+++ TEXTO DA PÁGINA
PENSAMENTO PLURAL Quando a soberania está em jogo, por Palmarí de Lucena

No entender do escritor Palmarí de Lucena, a ameaça de sanções dos EUA contra um ministro do STF afronta diretamente a soberania brasileira e distorce a própria Lei Magnitsky. “Não se trata de proteger indivíduos, mas de defender princípios. A soberania não se terceiriza, não se negocia e não se intimida. É cláusula pétrea da República, e nenhum país tem autoridade sobre nossas instituições”. Confira íntegra…

Existem fronteiras que nenhuma nação tem o direito de atravessar. Não se cruzam com tanques, nem com sanções econômicas, tampouco com ameaças disfarçadas de zelo democrático. A recente declaração do secretário de Estado dos EUA, Marco Rubio, sobre a possível aplicação da Lei Global Magnitsky contra um ministro do Supremo Tribunal Federal do Brasil, não é apenas um gesto inusitado na diplomacia internacional. É, sim, uma afronta direta à soberania brasileira — e, por extensão, um desafio à ordem jurídica que sustenta as relações entre nações livres.
++++++
+++ REGISTROS
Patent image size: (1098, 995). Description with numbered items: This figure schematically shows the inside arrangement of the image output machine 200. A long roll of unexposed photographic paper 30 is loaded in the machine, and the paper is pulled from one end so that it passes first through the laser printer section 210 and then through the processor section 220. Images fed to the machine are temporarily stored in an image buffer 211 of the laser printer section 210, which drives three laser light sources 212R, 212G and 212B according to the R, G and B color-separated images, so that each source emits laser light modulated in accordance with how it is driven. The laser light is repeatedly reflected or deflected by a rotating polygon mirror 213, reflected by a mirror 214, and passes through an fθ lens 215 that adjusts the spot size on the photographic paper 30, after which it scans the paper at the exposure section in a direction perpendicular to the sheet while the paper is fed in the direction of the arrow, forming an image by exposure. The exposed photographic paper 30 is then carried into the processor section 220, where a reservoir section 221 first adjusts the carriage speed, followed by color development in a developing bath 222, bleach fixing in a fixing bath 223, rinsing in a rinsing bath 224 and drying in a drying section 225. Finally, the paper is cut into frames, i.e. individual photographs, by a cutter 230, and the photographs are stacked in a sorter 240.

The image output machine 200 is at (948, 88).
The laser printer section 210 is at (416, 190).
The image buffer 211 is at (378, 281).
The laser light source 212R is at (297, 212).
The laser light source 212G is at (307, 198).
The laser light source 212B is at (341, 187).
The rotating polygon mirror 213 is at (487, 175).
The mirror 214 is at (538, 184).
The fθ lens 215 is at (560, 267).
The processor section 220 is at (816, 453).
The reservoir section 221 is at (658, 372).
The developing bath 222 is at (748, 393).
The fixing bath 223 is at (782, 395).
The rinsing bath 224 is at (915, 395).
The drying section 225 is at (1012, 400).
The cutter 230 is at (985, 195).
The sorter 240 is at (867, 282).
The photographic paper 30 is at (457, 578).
++++++
* DESAFIOS
1) Duplique sem alterações um trecho do artigo sobre soberania: comece nas palavras "Existem fronteiras que" e pare depois de "entre nações livres.".
2) Transcreva sem mudar nada as linhas dos registros, começando na primeira linha e parando depois da linha que contém "The rinsing bath 224 is at (915, 395).", incluindo essa linha.

* RESPOSTAS FINAIS
1)
Existem fronteiras que nenhuma nação tem o direito de atravessar. Não se cruzam com tanques, nem com sanções econômicas, tampouco com ameaças disfarçadas de zelo democrático. A recente declaração do secretário de Estado dos EUA, Marco Rubio, sobre a possível aplicação da Lei Global Magnitsky contra um ministro do Supremo Tribunal Federal do Brasil, não é apenas um gesto inusitado na diplomacia internacional. É, sim, uma afronta direta à soberania brasileira — e, por extensão, um desafio à ordem jurídica que sustenta as relações entre nações livres.

2)
Patent image size: (1098, 995). Description with numbered items: This figure schematically shows the inside arrangement of the image output machine 200. A long roll of unexposed photographic paper 30 is loaded in the machine, and the paper is pulled from one end so that it passes first through the laser printer section 210 and then through the processor section 220. Images fed to the machine are temporarily stored in an image buffer 211 of the laser printer section 210, which drives three laser light sources 212R, 212G and 212B according to the R, G and B color-separated images, so that each source emits laser light modulated in accordance with how it is driven. The laser light is repeatedly reflected or deflected by a rotating polygon mirror 213, reflected by a mirror 214, and passes through an fθ lens 215 that adjusts the spot size on the photographic paper 30, after which it scans the paper at the exposure section in a direction perpendicular to the sheet while the paper is fed in the direction of the arrow, forming an image by exposure. The exposed photographic paper 30 is then carried into the processor section 220, where a reservoir section 221 first adjusts the carriage speed, followed by color development in a developing bath 222, bleach fixing in a fixing bath 223, rinsing in a rinsing bath 224 and drying in a drying section 225. Finally, the paper is cut into frames, i.e. individual photographs, by a cutter 230, and the photographs are stacked in a sorter 240.

The image output machine 200 is at (948, 88).
The laser printer section 210 is at (416, 190).
The image buffer 211 is at (378, 281).
The laser light source 212R is at (297, 212).
The laser light source 212G is at (307, 198).
The laser light source 212B is at (341, 187).
The rotating polygon mirror 213 is at (487, 175).
The mirror 214 is at (538, 184).
The fθ lens 215 is at (560, 267).
The processor section 220 is at (816, 453).
The reservoir section 221 is at (658, 372).
The developing bath 222 is at (748, 393).
The fixing bath 223 is at (782, 395).
The rinsing bath 224 is at (915, 395).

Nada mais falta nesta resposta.